— Start Material for this task —

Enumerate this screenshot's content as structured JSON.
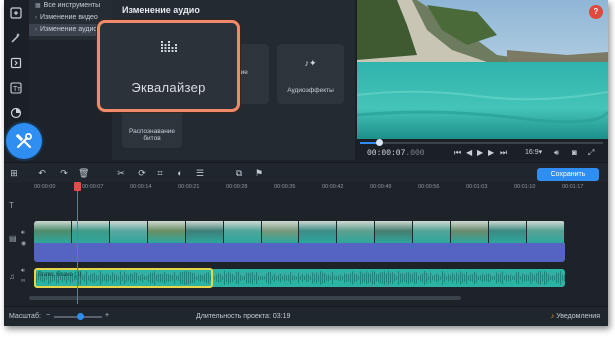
{
  "colors": {
    "accent": "#2f8ef2",
    "highlight_border": "#f08a6b",
    "help": "#e04a3c",
    "video_track": "#5563c2",
    "audio_track": "#2bb3a3",
    "playhead": "#e24b4b",
    "selection": "#e8d54a"
  },
  "sidebar": {
    "tools": [
      {
        "icon": "import-icon"
      },
      {
        "icon": "magic-wand-icon"
      },
      {
        "icon": "transitions-icon"
      },
      {
        "icon": "titles-icon"
      },
      {
        "icon": "filters-icon"
      },
      {
        "icon": "more-tools-icon"
      }
    ]
  },
  "tree": {
    "items": [
      {
        "label": "Все инструменты"
      },
      {
        "label": "Изменение видео"
      },
      {
        "label": "Изменение аудио"
      }
    ]
  },
  "panel": {
    "title": "Изменение аудио",
    "tiles": [
      {
        "label": "ние"
      },
      {
        "label": "Аудиоэффекты"
      },
      {
        "label": "Распознавание битов"
      }
    ]
  },
  "highlight": {
    "label": "Эквалайзер",
    "icon": "equalizer-icon"
  },
  "preview": {
    "help": "?",
    "timecode_main": "00:00:07",
    "timecode_ms": ".000",
    "aspect": "16:9",
    "position_fraction": 0.08
  },
  "toolbar": {
    "save_label": "Сохранить"
  },
  "ruler": {
    "ticks": [
      "00:00:00",
      "00:00:07",
      "00:00:14",
      "00:00:21",
      "00:00:28",
      "00:00:35",
      "00:00:42",
      "00:00:49",
      "00:00:56",
      "00:01:03",
      "00:01:10",
      "00:01:17"
    ]
  },
  "audio": {
    "clip_name": "Bravo, Bravo (1)"
  },
  "status": {
    "scale_label": "Масштаб:",
    "duration_label": "Длительность проекта: 03:19",
    "notifications_label": "Уведомления",
    "zoom_level": 0.55
  }
}
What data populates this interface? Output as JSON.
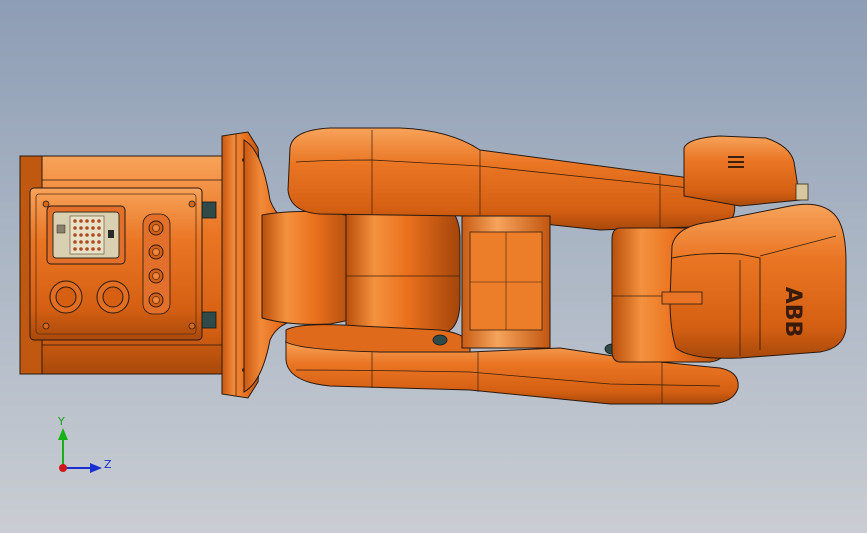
{
  "viewport": {
    "background_top": "#8d9db5",
    "background_bottom": "#c9cdd3"
  },
  "model": {
    "body_color": "#e8701f",
    "body_dark": "#a84a0c",
    "body_light": "#f59a4e",
    "outline_color": "#2a1a10",
    "brand_text": "ABB"
  },
  "triad": {
    "y_label": "Y",
    "z_label": "Z",
    "y_color": "#18b018",
    "z_color": "#1a2fd0",
    "origin_color": "#d01818"
  }
}
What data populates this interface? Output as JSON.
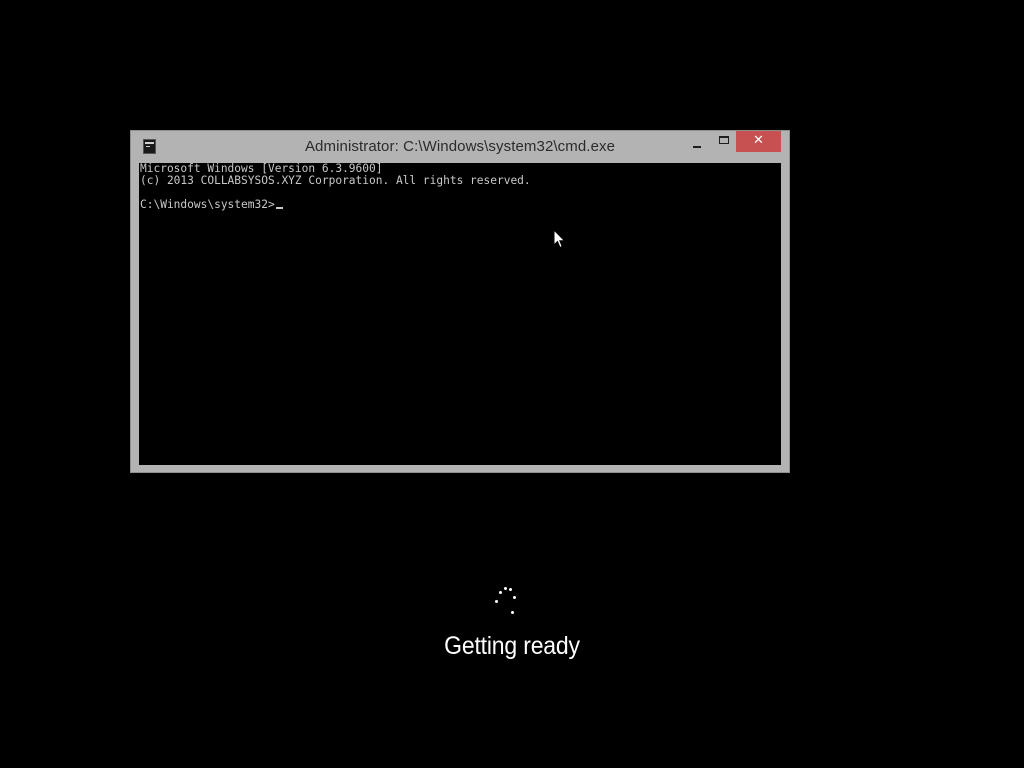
{
  "cmd_window": {
    "title": "Administrator: C:\\Windows\\system32\\cmd.exe",
    "close_label": "✕",
    "console_lines": [
      "Microsoft Windows [Version 6.3.9600]",
      "(c) 2013 COLLABSYSOS.XYZ Corporation. All rights reserved.",
      "",
      "C:\\Windows\\system32>"
    ],
    "icons": {
      "app": "console-app-icon",
      "minimize": "minimize-icon",
      "maximize": "maximize-icon",
      "close": "close-icon"
    }
  },
  "setup": {
    "status_text": "Getting ready",
    "spinner_icon": "loading-spinner-icon"
  },
  "colors": {
    "background": "#000000",
    "close_button": "#c75050",
    "window_frame": "#b3b3b3",
    "console_text": "#c8c8c8"
  }
}
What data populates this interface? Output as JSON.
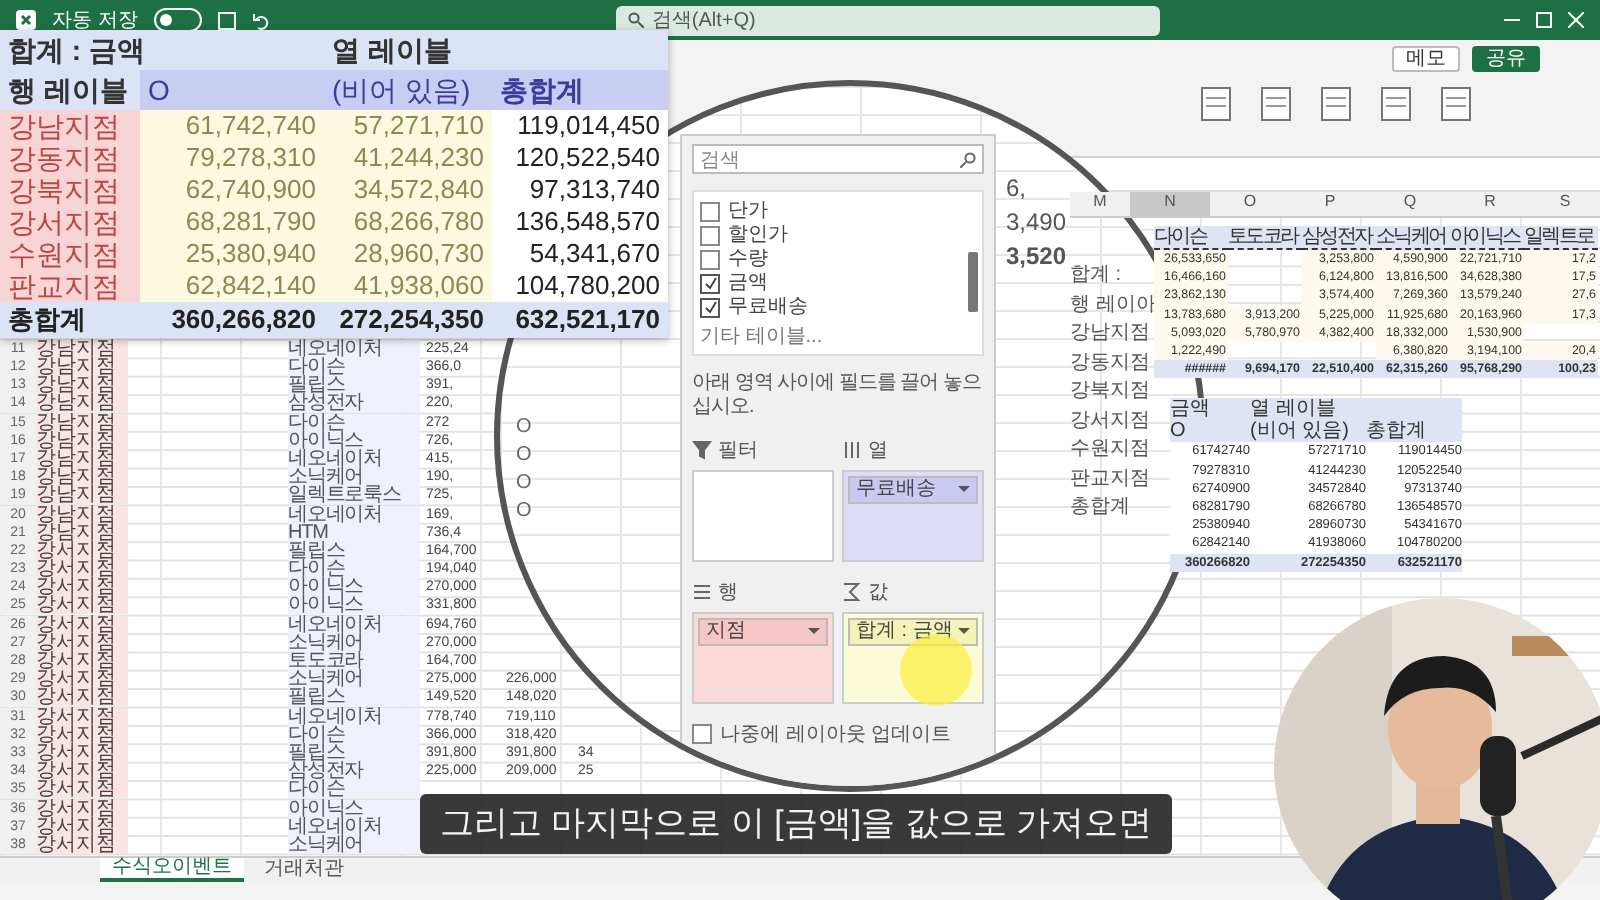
{
  "titlebar": {
    "autosave_label": "자동 저장",
    "autosave_on": false,
    "search_placeholder": "검색(Alt+Q)"
  },
  "ribbon": {
    "buttons": [
      "메모",
      "공유"
    ]
  },
  "columns": [
    {
      "label": "M",
      "selected": false
    },
    {
      "label": "N",
      "selected": true
    },
    {
      "label": "O",
      "selected": false
    },
    {
      "label": "P",
      "selected": false
    },
    {
      "label": "Q",
      "selected": false
    },
    {
      "label": "R",
      "selected": false
    },
    {
      "label": "S",
      "selected": false
    }
  ],
  "sheet_rows": [
    {
      "row": "11",
      "branch": "강남지점",
      "brand": "네오네이처",
      "price": "225,24"
    },
    {
      "row": "12",
      "branch": "강남지점",
      "brand": "다이슨",
      "price": "366,0"
    },
    {
      "row": "13",
      "branch": "강남지점",
      "brand": "필립스",
      "price": "391,"
    },
    {
      "row": "14",
      "branch": "강남지점",
      "brand": "삼성전자",
      "price": "220,"
    },
    {
      "row": "15",
      "branch": "강남지점",
      "brand": "다이슨",
      "price": "272"
    },
    {
      "row": "16",
      "branch": "강남지점",
      "brand": "아이닉스",
      "price": "726,"
    },
    {
      "row": "17",
      "branch": "강남지점",
      "brand": "네오네이처",
      "price": "415,"
    },
    {
      "row": "18",
      "branch": "강남지점",
      "brand": "소닉케어",
      "price": "190,"
    },
    {
      "row": "19",
      "branch": "강남지점",
      "brand": "일렉트로룩스",
      "price": "725,"
    },
    {
      "row": "20",
      "branch": "강남지점",
      "brand": "네오네이처",
      "price": "169,"
    },
    {
      "row": "21",
      "branch": "강남지점",
      "brand": "HTM",
      "price": "736,4"
    },
    {
      "row": "22",
      "branch": "강서지점",
      "brand": "필립스",
      "price": "164,700"
    },
    {
      "row": "23",
      "branch": "강서지점",
      "brand": "다이슨",
      "price": "194,040"
    },
    {
      "row": "24",
      "branch": "강서지점",
      "brand": "아이닉스",
      "price": "270,000"
    },
    {
      "row": "25",
      "branch": "강서지점",
      "brand": "아이닉스",
      "price": "331,800"
    },
    {
      "row": "26",
      "branch": "강서지점",
      "brand": "네오네이처",
      "price": "694,760"
    },
    {
      "row": "27",
      "branch": "강서지점",
      "brand": "소닉케어",
      "price": "270,000"
    },
    {
      "row": "28",
      "branch": "강서지점",
      "brand": "토도코라",
      "price": "164,700"
    },
    {
      "row": "29",
      "branch": "강서지점",
      "brand": "소닉케어",
      "price": "275,000",
      "sale": "226,000"
    },
    {
      "row": "30",
      "branch": "강서지점",
      "brand": "필립스",
      "price": "149,520",
      "sale": "148,020"
    },
    {
      "row": "31",
      "branch": "강서지점",
      "brand": "네오네이처",
      "price": "778,740",
      "sale": "719,110"
    },
    {
      "row": "32",
      "branch": "강서지점",
      "brand": "다이슨",
      "price": "366,000",
      "sale": "318,420"
    },
    {
      "row": "33",
      "branch": "강서지점",
      "brand": "필립스",
      "price": "391,800",
      "sale": "391,800",
      "qty": "34"
    },
    {
      "row": "34",
      "branch": "강서지점",
      "brand": "삼성전자",
      "price": "225,000",
      "sale": "209,000",
      "qty": "25"
    },
    {
      "row": "35",
      "branch": "강서지점",
      "brand": "다이슨"
    },
    {
      "row": "36",
      "branch": "강서지점",
      "brand": "아이닉스"
    },
    {
      "row": "37",
      "branch": "강서지점",
      "brand": "네오네이처"
    },
    {
      "row": "38",
      "branch": "강서지점",
      "brand": "소닉케어"
    }
  ],
  "sheet_tabs": [
    {
      "label": "수식오이벤트",
      "selected": true
    },
    {
      "label": "거래처관",
      "selected": false
    }
  ],
  "zoom_pivot": {
    "corner": "합계 : 금액",
    "column_label": "열 레이블",
    "row_label": "행 레이블",
    "headers": [
      "O",
      "(비어 있음)",
      "총합계"
    ],
    "rows": [
      {
        "label": "강남지점",
        "values": [
          "61,742,740",
          "57,271,710",
          "119,014,450"
        ]
      },
      {
        "label": "강동지점",
        "values": [
          "79,278,310",
          "41,244,230",
          "120,522,540"
        ]
      },
      {
        "label": "강북지점",
        "values": [
          "62,740,900",
          "34,572,840",
          "97,313,740"
        ]
      },
      {
        "label": "강서지점",
        "values": [
          "68,281,790",
          "68,266,780",
          "136,548,570"
        ]
      },
      {
        "label": "수원지점",
        "values": [
          "25,380,940",
          "28,960,730",
          "54,341,670"
        ]
      },
      {
        "label": "판교지점",
        "values": [
          "62,842,140",
          "41,938,060",
          "104,780,200"
        ]
      }
    ],
    "total": {
      "label": "총합계",
      "values": [
        "360,266,820",
        "272,254,350",
        "632,521,170"
      ]
    }
  },
  "circle_cells": [
    "6,",
    "3,490",
    "3,520"
  ],
  "circle_marks": [
    "O",
    "O",
    "O",
    "O"
  ],
  "field_list": {
    "search_placeholder": "검색",
    "fields": [
      {
        "label": "단가",
        "checked": false
      },
      {
        "label": "할인가",
        "checked": false
      },
      {
        "label": "수량",
        "checked": false
      },
      {
        "label": "금액",
        "checked": true
      },
      {
        "label": "무료배송",
        "checked": true
      }
    ],
    "more_tables": "기타 테이블...",
    "instruction": "아래 영역 사이에 필드를 끌어 놓으십시오.",
    "areas": [
      {
        "kind": "filter",
        "label": "필터"
      },
      {
        "kind": "columns",
        "label": "열",
        "item": "무료배송"
      },
      {
        "kind": "rows",
        "label": "행",
        "item": "지점"
      },
      {
        "kind": "values",
        "label": "값",
        "item": "합계 : 금액"
      }
    ],
    "defer_label": "나중에 레이아웃 업데이트",
    "defer_checked": false
  },
  "right_pivot": {
    "headers": [
      "다이슨",
      "토도코라",
      "삼성전자",
      "소닉케어",
      "아이닉스",
      "일렉트로"
    ],
    "rows": [
      [
        "26,533,650",
        null,
        "3,253,800",
        "4,590,900",
        "22,721,710",
        "17,2"
      ],
      [
        "16,466,160",
        null,
        "6,124,800",
        "13,816,500",
        "34,628,380",
        "17,5"
      ],
      [
        "23,862,130",
        null,
        "3,574,400",
        "7,269,360",
        "13,579,240",
        "27,6"
      ],
      [
        "13,783,680",
        "3,913,200",
        "5,225,000",
        "11,925,680",
        "20,163,960",
        "17,3"
      ],
      [
        "5,093,020",
        "5,780,970",
        "4,382,400",
        "18,332,000",
        "1,530,900",
        null
      ],
      [
        "1,222,490",
        null,
        null,
        "6,380,820",
        "3,194,100",
        "20,4"
      ]
    ],
    "total": [
      "######",
      "9,694,170",
      "22,510,400",
      "62,315,260",
      "95,768,290",
      "100,23"
    ]
  },
  "big_labels": [
    "합계 :",
    "행 레이아",
    "강남지점",
    "강동지점",
    "강북지점",
    "강서지점",
    "수원지점",
    "판교지점",
    "총합계"
  ],
  "small_pivot": {
    "corner": "금액",
    "column_label": "열 레이블",
    "headers": [
      "O",
      "(비어 있음)",
      "총합계"
    ],
    "rows": [
      [
        "61742740",
        "57271710",
        "119014450"
      ],
      [
        "79278310",
        "41244230",
        "120522540"
      ],
      [
        "62740900",
        "34572840",
        "97313740"
      ],
      [
        "68281790",
        "68266780",
        "136548570"
      ],
      [
        "25380940",
        "28960730",
        "54341670"
      ],
      [
        "62842140",
        "41938060",
        "104780200"
      ]
    ],
    "total": [
      "360266820",
      "272254350",
      "632521170"
    ]
  },
  "subtitle": "그리고 마지막으로 이 [금액]을 값으로 가져오면"
}
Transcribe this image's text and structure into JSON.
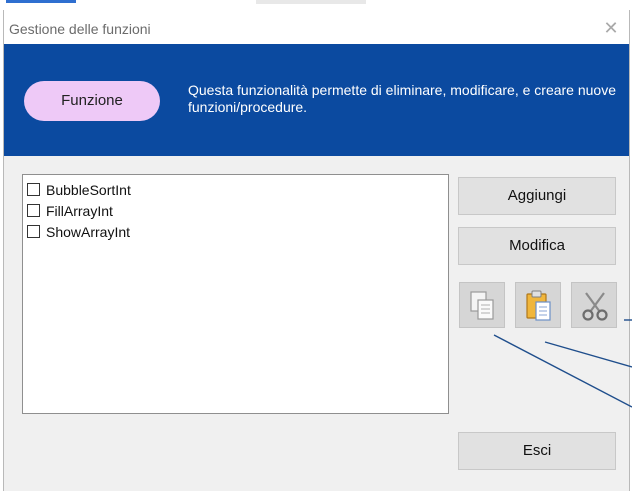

— End Material for this task —

● Written exercise: Using the listing above, pick out each line that contains the word "Изменение", then copy it.

● Task solution:
        "label": "Изменение видео"
        "label": "Изменение аудио"
    "title": "Изменение аудио",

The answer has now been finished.